- **Work request**: Pick up the Fedora bug report about the libaudit.so crash in sshd where it stops, continuing past its last line.

Bug 639048

Summary: broken internal linkage causes SIGSEGV within libaudit.so.1.0.0
Product: [Fedora] Fedora Reporter: Kamil Dudka <kdudka>
Component: opensshAssignee: Jan F. Chadima <jchadima>
Status: CLOSED NEXTRELEASE QA Contact: Fedora Extras Quality Assurance <extras-qa>
Severity: medium Docs Contact:
Priority: low    
Version: rawhideCC: jchadima, mgrepl, mschmidt, tbzatek, tmraz
Target Milestone: ---Keywords: Patch
Target Release: ---   
Hardware: x86_64   
OS: Linux   
Fixed In Version: openssh-5.6p1-10 Doc Type: Bug Fix
Doc Text:
Story Points: ---
Clone Of: Environment:
Last Closed: 2011-01-26 11:17:14 EST Type: ---
Regression: --- Mount Type: ---
Documentation: --- CRM:
Verified Versions: Category: ---
oVirt Team: --- RHEL 7.3 requirements from Atomic Host:
Cloudforms Team: ---
Description Flags
fix none

Description Kamil Dudka 2010-09-30 13:06:00 EDT
Created attachment 450818 [details]

Description of problem:
#0  0x00007ffff7742c58 in audit_log_acct_message (audit_fd=4, type=1112, pgname=0x0, op=0x7ffff7fe4e30 "login", 
    name=0xfffffffff82107a0 <Address 0xfffffffff82107a0 out of bounds>, id=4294967295, host=0x0, 
    addr=0xfffffffff8212d80 <Address 0xfffffffff8212d80 out of bounds>, tty=0x7ffff7fdf097 "sshd", result=0) at audit_logging.c:391
#1  0x00007ffff7fb1de5 in linux_audit_record_event (uid=-1, username=<value optimized out>, hostname=0x0, 
    ip=0xfffffffff8212d80 <Address 0xfffffffff8212d80 out of bounds>, ttyn=0x7ffff7fdf097 "sshd", success=<value optimized out>)

- **Extracted records**:
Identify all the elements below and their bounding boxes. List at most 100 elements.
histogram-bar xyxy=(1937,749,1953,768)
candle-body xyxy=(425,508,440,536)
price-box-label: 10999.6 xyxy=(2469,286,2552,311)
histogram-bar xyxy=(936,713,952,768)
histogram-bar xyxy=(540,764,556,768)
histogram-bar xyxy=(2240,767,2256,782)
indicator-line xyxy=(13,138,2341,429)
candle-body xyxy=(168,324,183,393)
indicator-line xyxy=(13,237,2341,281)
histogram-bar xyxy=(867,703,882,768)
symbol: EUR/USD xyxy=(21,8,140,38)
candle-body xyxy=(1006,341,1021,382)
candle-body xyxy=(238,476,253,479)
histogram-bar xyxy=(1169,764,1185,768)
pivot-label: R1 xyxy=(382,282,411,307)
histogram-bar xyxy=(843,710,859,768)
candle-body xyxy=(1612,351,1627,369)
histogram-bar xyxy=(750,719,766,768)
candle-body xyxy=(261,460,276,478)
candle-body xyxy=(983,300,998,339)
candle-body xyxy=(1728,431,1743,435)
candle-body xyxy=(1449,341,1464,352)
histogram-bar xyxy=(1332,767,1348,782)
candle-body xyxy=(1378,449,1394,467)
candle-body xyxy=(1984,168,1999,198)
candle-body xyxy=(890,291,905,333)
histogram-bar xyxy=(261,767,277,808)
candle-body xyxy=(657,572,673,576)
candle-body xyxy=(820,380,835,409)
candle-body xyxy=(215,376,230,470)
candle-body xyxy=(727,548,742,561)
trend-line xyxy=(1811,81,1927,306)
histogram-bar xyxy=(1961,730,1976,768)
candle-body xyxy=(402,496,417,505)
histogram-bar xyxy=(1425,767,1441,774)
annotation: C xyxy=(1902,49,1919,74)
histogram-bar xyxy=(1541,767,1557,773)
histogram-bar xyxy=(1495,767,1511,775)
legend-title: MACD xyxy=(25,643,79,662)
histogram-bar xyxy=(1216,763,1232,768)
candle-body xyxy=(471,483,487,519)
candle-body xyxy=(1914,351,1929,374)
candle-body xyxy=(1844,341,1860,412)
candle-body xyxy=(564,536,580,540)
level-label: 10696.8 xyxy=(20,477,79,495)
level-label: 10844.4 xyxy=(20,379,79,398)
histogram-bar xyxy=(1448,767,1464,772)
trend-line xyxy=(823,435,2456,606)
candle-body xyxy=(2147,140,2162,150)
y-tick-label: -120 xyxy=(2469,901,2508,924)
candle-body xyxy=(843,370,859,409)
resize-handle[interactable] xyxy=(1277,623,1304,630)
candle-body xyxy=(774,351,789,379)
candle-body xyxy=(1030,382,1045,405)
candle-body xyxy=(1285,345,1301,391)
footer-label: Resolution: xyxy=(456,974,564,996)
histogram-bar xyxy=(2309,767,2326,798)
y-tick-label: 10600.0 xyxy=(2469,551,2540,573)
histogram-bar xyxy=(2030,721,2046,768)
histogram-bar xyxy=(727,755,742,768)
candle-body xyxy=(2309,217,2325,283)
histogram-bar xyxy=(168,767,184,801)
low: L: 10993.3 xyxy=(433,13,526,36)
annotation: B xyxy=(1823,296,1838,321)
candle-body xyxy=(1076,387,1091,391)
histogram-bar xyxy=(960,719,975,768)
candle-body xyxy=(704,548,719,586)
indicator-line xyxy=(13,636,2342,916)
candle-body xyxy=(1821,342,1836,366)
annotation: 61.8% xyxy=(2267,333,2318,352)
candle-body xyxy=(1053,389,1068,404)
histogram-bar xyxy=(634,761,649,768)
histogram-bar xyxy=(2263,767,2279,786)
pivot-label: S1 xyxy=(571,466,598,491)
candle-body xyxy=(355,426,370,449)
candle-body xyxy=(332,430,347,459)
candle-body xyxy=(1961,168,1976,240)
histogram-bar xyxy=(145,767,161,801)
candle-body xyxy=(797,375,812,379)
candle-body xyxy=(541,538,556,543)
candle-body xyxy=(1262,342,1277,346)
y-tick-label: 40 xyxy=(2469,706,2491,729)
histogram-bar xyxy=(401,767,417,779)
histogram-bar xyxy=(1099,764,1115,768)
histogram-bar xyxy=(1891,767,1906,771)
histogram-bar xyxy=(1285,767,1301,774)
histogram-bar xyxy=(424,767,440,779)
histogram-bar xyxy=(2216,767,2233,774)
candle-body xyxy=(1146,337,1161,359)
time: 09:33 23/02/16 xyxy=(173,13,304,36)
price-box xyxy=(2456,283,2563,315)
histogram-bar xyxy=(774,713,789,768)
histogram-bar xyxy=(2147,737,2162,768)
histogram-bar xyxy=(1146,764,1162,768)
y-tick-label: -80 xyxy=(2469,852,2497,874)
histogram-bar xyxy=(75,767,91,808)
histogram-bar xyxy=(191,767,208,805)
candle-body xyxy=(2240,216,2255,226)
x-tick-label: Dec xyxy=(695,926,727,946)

- **Exercise result**:
    at audit-linux.c:54
#2  0x00007ffff7f99ad2 in userauth_finish (authctxt=0x7ffff8212180, authenticated=<value optimized out>, method=0x7ffff820f840 "none")
    at auth2.c:350
#3  0x00007ffff7f9a0a7 in input_userauth_request (type=<value optimized out>, seq=<value optimized out>, ctxt=0x7ffff8212180)
    at auth2.c:302
#4  0x00007ffff7fd22b6 in dispatch_run (mode=0, done=0x7ffff8212180, ctxt=0x7ffff8212180) at dispatch.c:98
#5  0x00007ffff7f8ddd6 in main (ac=<value optimized out>, av=<value optimized out>) at sshd.c:2041

(gdb) print canonical_host_ip
$1 = 0x7ffff8212d80 ""

    0x7ffff8212d80 is the valid address
0xfffffffff8212d80 is a nonsense caused by broken linkage among openssh modules

Version-Release number of selected component (if applicable):

Additional info:
Patch attached.
Comment 1 Kamil Dudka 2010-09-30 13:59:56 EDT
*** Bug 638978 has been marked as a duplicate of this bug. ***
Comment 2 Jan F. Chadima 2010-10-01 03:31:03 EDT
please test it
Comment 3 Kamil Dudka 2010-10-01 04:47:29 EDT
SCP/SFTP tests from curl's test-suite are back with openssh-server-5.6p1-10.fc15:

Comment 4 Kamil Dudka 2010-10-01 05:00:59 EDT
Although the patch solves the problem, please consider moving the declaration of audit_username() to audit.h, where it correctly belongs.  I didn't read much the sources yesterday.
Comment 5 Michal Schmidt 2010-10-01 05:07:34 EDT
openssh-server-5.6p1-10.fc15 fixes the SIGSEGV for me.